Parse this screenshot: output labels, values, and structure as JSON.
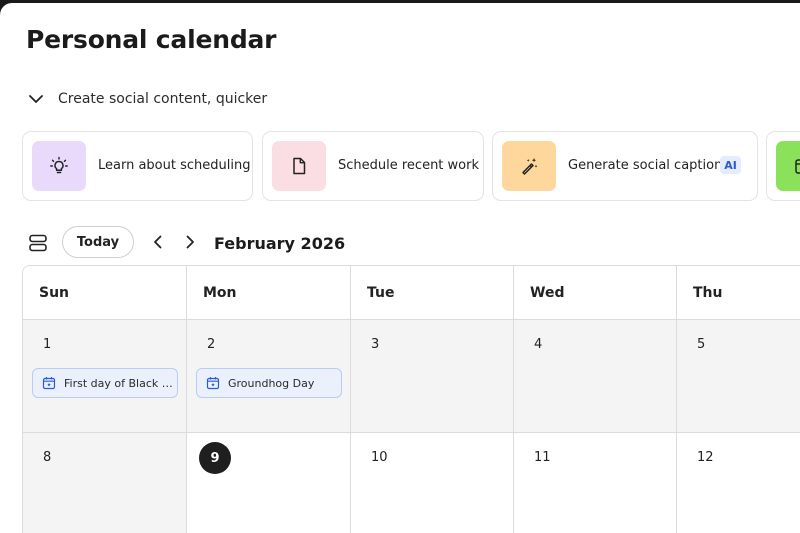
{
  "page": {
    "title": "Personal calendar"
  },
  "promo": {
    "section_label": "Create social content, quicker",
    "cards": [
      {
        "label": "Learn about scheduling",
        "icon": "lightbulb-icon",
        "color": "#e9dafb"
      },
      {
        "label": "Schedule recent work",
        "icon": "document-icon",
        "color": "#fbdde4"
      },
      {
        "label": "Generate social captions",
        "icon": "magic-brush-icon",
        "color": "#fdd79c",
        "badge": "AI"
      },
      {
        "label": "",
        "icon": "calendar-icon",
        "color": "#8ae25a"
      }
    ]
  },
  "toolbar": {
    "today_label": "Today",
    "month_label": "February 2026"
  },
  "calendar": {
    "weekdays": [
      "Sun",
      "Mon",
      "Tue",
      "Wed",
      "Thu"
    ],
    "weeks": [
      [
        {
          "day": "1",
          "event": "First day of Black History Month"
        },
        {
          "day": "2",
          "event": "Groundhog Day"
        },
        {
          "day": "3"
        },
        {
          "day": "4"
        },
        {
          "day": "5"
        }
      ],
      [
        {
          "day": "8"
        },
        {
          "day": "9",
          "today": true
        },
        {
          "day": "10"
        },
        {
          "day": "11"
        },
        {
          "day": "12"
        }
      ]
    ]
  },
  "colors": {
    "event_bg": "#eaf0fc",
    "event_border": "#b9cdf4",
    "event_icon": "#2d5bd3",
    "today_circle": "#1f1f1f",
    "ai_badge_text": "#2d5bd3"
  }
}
-------------------------
Only lines with the word "calendar" are wanted, so copy each one from the records.

## [RESPONSE TO THIS EXERCISE]
    "title": "Personal calendar"
        "icon": "calendar-icon",
  "calendar": {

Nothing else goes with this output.